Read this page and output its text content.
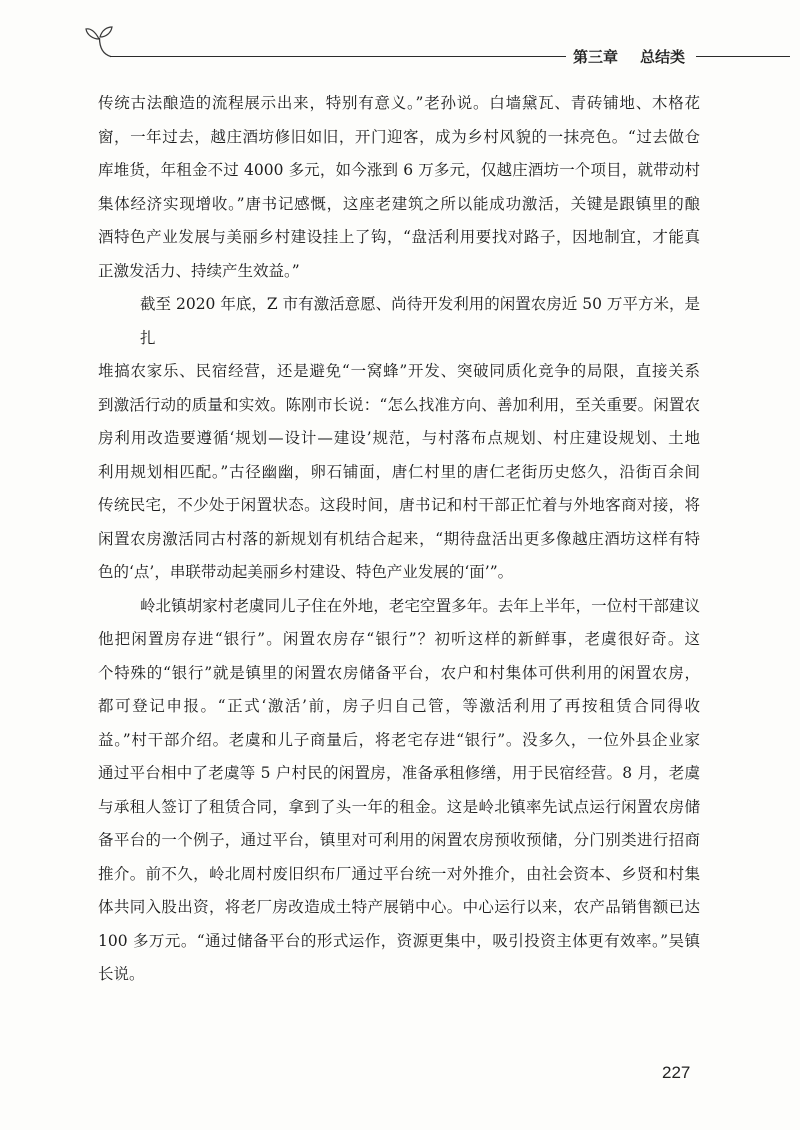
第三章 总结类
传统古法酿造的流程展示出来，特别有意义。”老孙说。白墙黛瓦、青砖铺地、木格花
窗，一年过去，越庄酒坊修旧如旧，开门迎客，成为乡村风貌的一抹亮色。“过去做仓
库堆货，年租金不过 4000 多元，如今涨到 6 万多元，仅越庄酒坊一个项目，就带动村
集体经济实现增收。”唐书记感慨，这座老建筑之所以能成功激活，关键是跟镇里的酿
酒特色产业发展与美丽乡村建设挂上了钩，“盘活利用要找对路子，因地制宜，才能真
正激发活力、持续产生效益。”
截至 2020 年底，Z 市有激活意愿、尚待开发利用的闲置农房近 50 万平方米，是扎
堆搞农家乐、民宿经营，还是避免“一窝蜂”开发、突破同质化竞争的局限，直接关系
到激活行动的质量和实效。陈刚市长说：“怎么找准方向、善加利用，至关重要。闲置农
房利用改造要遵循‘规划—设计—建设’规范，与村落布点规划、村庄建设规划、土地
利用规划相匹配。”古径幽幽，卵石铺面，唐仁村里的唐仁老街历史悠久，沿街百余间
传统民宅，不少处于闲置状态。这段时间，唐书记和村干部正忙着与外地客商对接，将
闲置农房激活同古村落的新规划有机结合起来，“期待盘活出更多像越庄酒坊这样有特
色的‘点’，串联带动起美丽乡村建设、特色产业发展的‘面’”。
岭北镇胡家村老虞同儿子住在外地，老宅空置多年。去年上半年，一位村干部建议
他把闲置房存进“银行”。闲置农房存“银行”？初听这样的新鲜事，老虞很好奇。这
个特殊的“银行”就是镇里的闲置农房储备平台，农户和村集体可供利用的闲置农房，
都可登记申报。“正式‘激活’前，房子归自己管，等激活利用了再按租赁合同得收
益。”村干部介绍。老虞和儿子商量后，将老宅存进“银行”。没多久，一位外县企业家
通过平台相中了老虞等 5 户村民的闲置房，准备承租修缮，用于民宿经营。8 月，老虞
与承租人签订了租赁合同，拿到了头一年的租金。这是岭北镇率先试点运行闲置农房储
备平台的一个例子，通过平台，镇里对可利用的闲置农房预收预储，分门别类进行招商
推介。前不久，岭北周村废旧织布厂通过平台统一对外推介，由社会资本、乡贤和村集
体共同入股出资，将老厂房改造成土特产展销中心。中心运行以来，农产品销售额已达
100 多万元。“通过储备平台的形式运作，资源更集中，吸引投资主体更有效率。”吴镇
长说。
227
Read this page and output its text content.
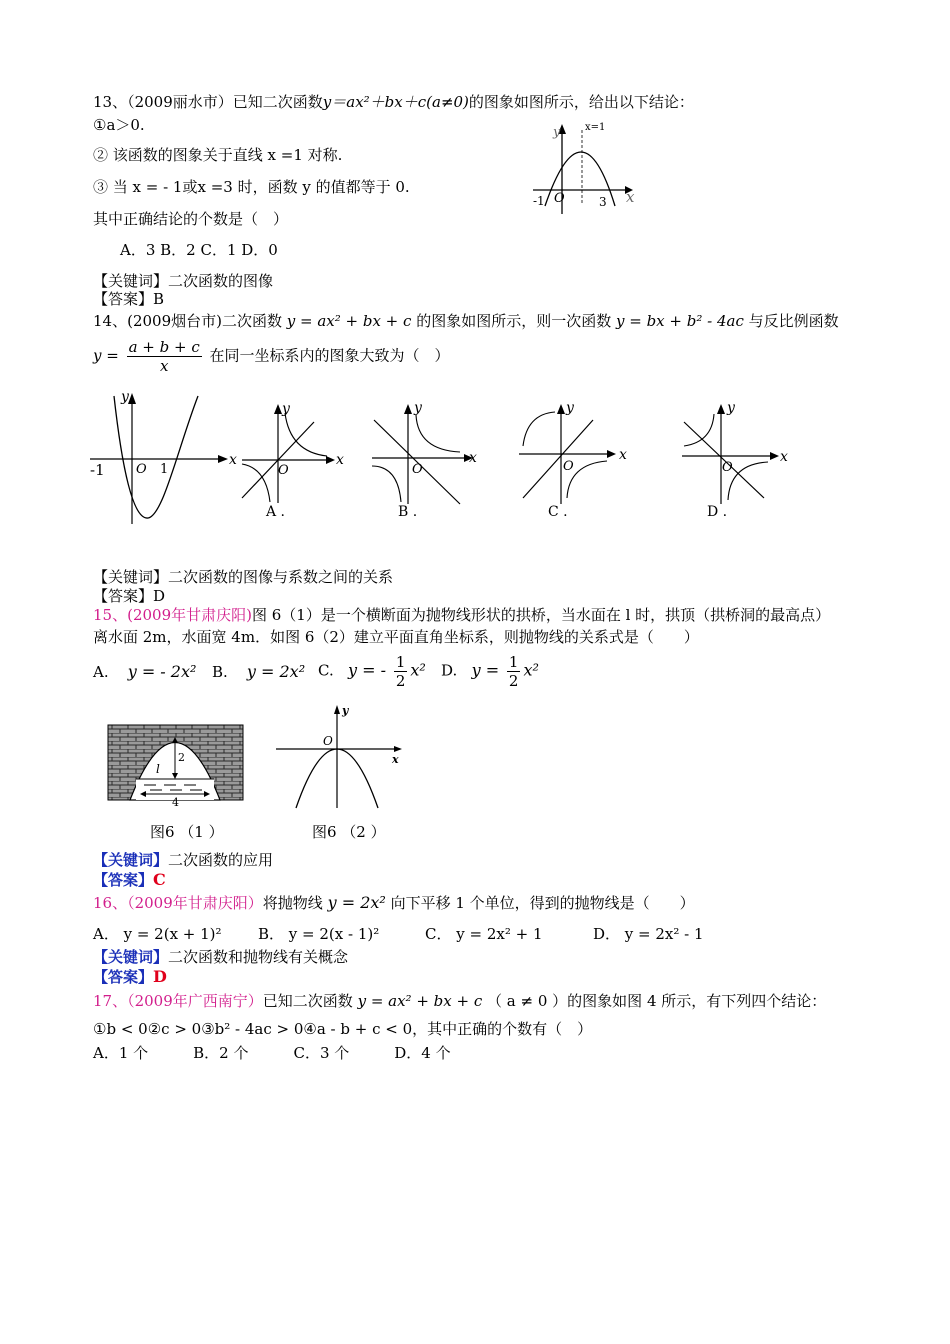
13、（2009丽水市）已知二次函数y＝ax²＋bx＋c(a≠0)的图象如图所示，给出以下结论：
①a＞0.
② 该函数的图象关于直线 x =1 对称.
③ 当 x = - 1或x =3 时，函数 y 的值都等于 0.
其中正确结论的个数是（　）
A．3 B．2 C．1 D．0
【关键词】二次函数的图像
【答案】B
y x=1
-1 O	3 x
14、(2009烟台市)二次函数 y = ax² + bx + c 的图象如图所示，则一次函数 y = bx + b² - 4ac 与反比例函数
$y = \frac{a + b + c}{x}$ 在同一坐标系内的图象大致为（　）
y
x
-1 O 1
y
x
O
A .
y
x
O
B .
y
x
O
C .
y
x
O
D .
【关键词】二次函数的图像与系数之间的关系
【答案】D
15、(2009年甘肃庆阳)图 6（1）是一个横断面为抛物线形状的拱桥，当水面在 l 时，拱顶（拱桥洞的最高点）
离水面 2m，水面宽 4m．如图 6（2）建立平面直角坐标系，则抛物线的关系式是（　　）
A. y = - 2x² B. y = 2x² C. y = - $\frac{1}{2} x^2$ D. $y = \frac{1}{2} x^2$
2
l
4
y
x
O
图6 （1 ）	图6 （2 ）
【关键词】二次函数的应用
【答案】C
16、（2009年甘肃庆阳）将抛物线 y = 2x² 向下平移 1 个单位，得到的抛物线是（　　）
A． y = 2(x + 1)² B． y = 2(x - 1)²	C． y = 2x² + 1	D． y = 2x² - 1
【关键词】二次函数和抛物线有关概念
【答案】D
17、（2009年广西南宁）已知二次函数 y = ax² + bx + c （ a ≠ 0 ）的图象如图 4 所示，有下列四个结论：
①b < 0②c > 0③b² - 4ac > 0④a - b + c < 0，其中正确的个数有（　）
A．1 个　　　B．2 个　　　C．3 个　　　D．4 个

---------------

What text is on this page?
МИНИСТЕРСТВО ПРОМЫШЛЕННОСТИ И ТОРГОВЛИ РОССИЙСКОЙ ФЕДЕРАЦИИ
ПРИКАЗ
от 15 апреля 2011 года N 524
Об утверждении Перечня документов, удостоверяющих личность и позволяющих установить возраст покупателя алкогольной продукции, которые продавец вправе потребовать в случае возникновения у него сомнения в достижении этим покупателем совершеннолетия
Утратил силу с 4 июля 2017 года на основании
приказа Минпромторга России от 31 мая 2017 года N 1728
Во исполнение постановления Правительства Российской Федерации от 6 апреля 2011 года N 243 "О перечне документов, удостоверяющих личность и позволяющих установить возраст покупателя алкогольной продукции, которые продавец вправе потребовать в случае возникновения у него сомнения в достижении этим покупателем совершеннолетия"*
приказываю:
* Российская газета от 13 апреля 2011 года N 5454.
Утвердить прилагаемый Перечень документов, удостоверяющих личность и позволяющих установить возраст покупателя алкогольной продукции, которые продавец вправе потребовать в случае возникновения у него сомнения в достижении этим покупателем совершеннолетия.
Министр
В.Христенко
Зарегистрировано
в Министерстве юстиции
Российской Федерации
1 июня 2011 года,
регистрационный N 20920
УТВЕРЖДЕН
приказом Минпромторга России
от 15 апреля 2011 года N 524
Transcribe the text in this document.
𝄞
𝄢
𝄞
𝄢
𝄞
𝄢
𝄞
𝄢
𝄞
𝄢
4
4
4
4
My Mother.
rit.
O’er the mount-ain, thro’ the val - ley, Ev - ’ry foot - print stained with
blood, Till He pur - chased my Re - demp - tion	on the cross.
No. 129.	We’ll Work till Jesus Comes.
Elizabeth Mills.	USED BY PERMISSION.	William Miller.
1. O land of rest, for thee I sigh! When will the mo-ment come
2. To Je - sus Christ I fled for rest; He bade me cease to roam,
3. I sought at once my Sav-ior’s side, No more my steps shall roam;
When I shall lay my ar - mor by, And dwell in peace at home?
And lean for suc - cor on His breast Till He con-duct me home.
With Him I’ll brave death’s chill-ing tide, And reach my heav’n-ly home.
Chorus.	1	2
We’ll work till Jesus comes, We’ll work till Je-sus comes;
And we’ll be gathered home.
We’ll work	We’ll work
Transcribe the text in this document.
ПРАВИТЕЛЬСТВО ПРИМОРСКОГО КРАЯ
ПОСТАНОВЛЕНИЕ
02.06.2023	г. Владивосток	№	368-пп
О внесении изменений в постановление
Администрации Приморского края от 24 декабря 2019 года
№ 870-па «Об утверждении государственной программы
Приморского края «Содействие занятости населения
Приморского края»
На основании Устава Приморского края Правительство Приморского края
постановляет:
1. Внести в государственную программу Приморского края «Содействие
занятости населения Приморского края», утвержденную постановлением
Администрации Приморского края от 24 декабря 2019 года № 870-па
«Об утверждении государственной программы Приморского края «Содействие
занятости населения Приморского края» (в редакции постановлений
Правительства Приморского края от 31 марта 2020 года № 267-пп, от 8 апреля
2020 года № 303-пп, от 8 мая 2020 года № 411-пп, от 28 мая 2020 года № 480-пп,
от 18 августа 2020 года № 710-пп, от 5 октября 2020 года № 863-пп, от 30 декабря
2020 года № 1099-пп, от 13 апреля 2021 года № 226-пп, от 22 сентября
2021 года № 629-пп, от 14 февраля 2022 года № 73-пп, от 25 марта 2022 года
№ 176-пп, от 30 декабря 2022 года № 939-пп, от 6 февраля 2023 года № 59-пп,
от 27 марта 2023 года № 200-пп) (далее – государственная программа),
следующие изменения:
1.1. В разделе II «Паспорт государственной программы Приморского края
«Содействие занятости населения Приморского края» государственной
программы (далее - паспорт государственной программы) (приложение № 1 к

---------------

> _Exercise prompt_
The required output is the number of lines containing the word "основании", and nothing besides.

> _Result for this exercise_
2